# Task to complete
Images should be left out, and everything else in the listing reproduced exactly.

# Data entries
┌──

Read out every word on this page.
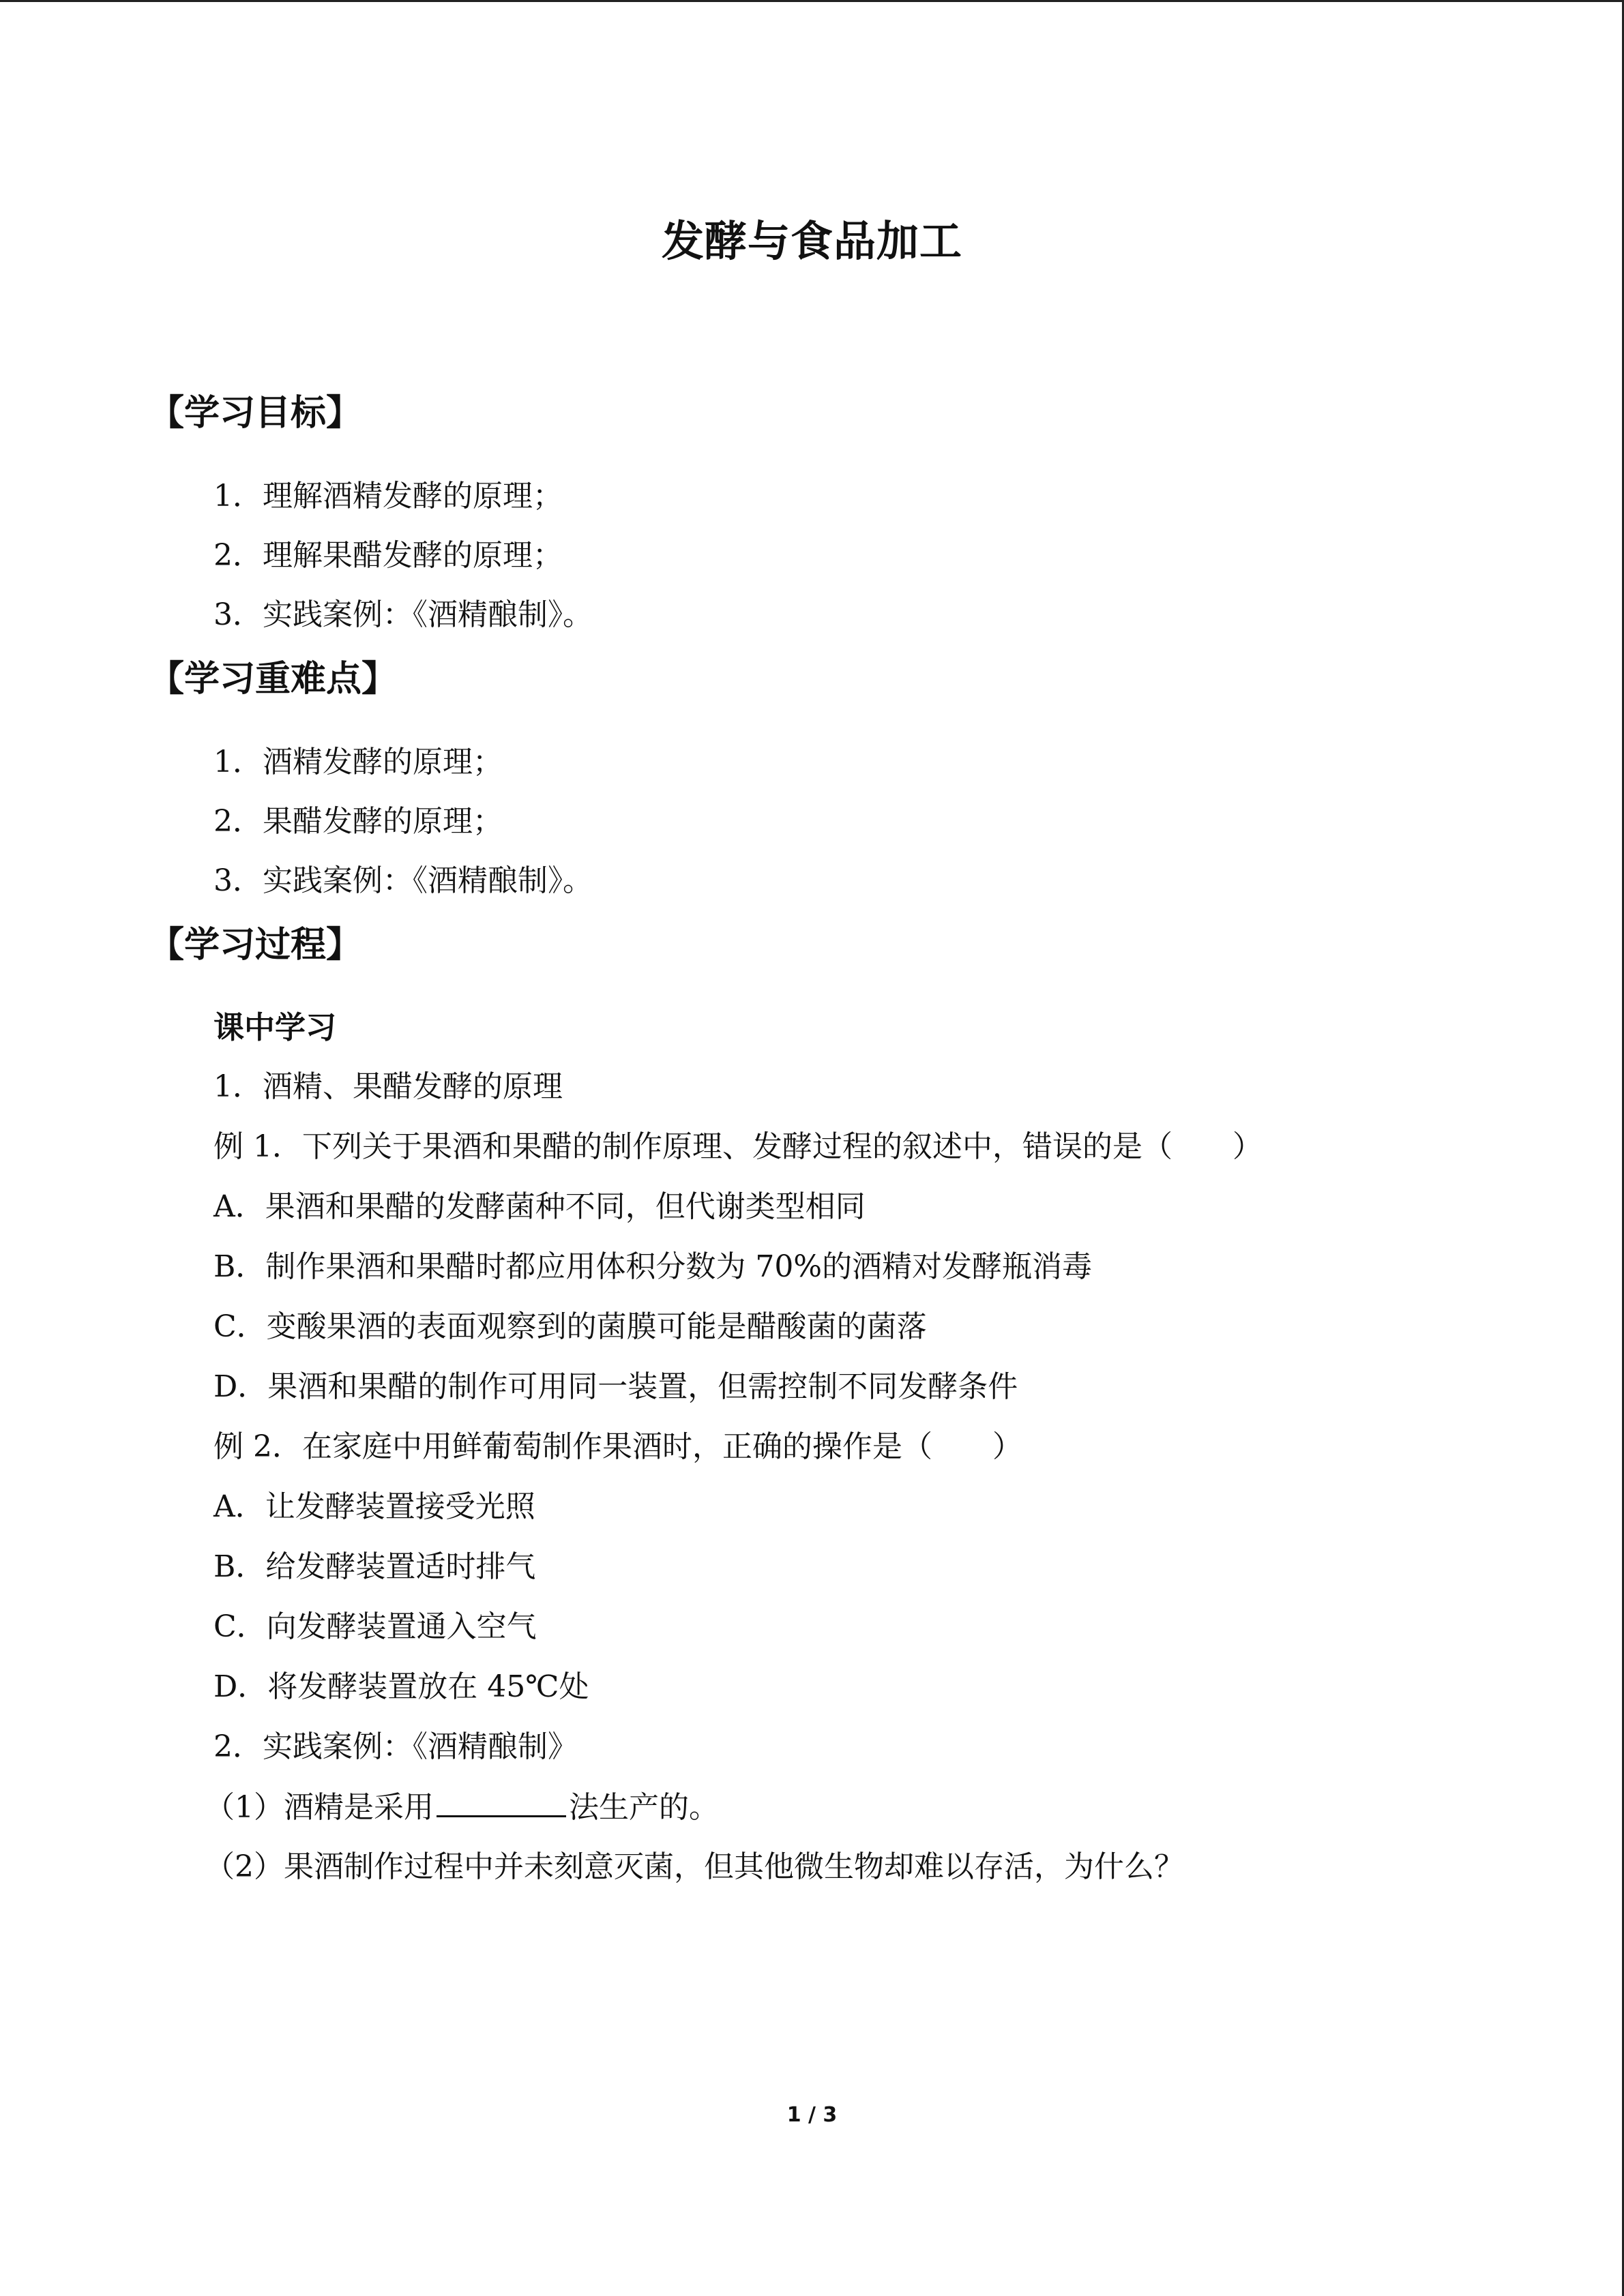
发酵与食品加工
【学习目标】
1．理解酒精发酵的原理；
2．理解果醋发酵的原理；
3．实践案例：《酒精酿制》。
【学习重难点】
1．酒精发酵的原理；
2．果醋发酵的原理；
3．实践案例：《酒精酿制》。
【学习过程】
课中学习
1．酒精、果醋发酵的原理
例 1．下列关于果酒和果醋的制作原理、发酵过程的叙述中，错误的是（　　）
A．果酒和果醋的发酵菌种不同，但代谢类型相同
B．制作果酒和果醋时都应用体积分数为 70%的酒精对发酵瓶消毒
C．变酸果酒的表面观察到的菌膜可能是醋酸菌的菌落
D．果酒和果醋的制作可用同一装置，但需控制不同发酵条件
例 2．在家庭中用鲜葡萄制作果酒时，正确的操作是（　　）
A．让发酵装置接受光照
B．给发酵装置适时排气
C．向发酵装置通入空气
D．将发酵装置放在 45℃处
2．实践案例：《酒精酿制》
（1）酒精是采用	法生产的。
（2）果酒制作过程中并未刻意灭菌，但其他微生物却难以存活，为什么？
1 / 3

└──

# Exercise result
Read out every word on this page.
发酵与食品加工
【学习目标】
1．理解酒精发酵的原理；
2．理解果醋发酵的原理；
3．实践案例：《酒精酿制》。
【学习重难点】
1．酒精发酵的原理；
2．果醋发酵的原理；
3．实践案例：《酒精酿制》。
【学习过程】
课中学习
1．酒精、果醋发酵的原理
例 1．下列关于果酒和果醋的制作原理、发酵过程的叙述中，错误的是（　　）
A．果酒和果醋的发酵菌种不同，但代谢类型相同
B．制作果酒和果醋时都应用体积分数为 70%的酒精对发酵瓶消毒
C．变酸果酒的表面观察到的菌膜可能是醋酸菌的菌落
D．果酒和果醋的制作可用同一装置，但需控制不同发酵条件
例 2．在家庭中用鲜葡萄制作果酒时，正确的操作是（　　）
A．让发酵装置接受光照
B．给发酵装置适时排气
C．向发酵装置通入空气
D．将发酵装置放在 45℃处
2．实践案例：《酒精酿制》
（1）酒精是采用	法生产的。
（2）果酒制作过程中并未刻意灭菌，但其他微生物却难以存活，为什么？
1 / 3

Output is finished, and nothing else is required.